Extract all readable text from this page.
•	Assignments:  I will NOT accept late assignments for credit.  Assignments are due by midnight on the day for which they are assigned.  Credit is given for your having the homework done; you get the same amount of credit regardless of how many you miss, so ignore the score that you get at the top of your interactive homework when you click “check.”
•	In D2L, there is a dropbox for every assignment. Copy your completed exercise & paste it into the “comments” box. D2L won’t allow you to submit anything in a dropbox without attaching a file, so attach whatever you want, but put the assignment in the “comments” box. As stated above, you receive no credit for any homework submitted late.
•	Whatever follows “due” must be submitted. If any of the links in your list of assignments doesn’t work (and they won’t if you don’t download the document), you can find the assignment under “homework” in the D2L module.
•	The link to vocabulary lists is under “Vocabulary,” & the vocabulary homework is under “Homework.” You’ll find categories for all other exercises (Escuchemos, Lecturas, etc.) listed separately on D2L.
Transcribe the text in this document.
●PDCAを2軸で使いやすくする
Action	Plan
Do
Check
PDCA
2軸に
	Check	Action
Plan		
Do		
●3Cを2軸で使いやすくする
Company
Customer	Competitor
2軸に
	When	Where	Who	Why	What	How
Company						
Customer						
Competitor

☆ ☆ ☆

### Requirement
Give the records above again, word for word.

### Solution for this problem
Extract all readable text from this page.
•	Assignments:  I will NOT accept late assignments for credit.  Assignments are due by midnight on the day for which they are assigned.  Credit is given for your having the homework done; you get the same amount of credit regardless of how many you miss, so ignore the score that you get at the top of your interactive homework when you click “check.”
•	In D2L, there is a dropbox for every assignment. Copy your completed exercise & paste it into the “comments” box. D2L won’t allow you to submit anything in a dropbox without attaching a file, so attach whatever you want, but put the assignment in the “comments” box. As stated above, you receive no credit for any homework submitted late.
•	Whatever follows “due” must be submitted. If any of the links in your list of assignments doesn’t work (and they won’t if you don’t download the document), you can find the assignment under “homework” in the D2L module.
•	The link to vocabulary lists is under “Vocabulary,” & the vocabulary homework is under “Homework.” You’ll find categories for all other exercises (Escuchemos, Lecturas, etc.) listed separately on D2L.
Transcribe the text in this document.
●PDCAを2軸で使いやすくする
Action	Plan
Do
Check
PDCA
2軸に
	Check	Action
Plan		
Do		
●3Cを2軸で使いやすくする
Company
Customer	Competitor
2軸に
	When	Where	Who	Why	What	How
Company						
Customer						
Competitor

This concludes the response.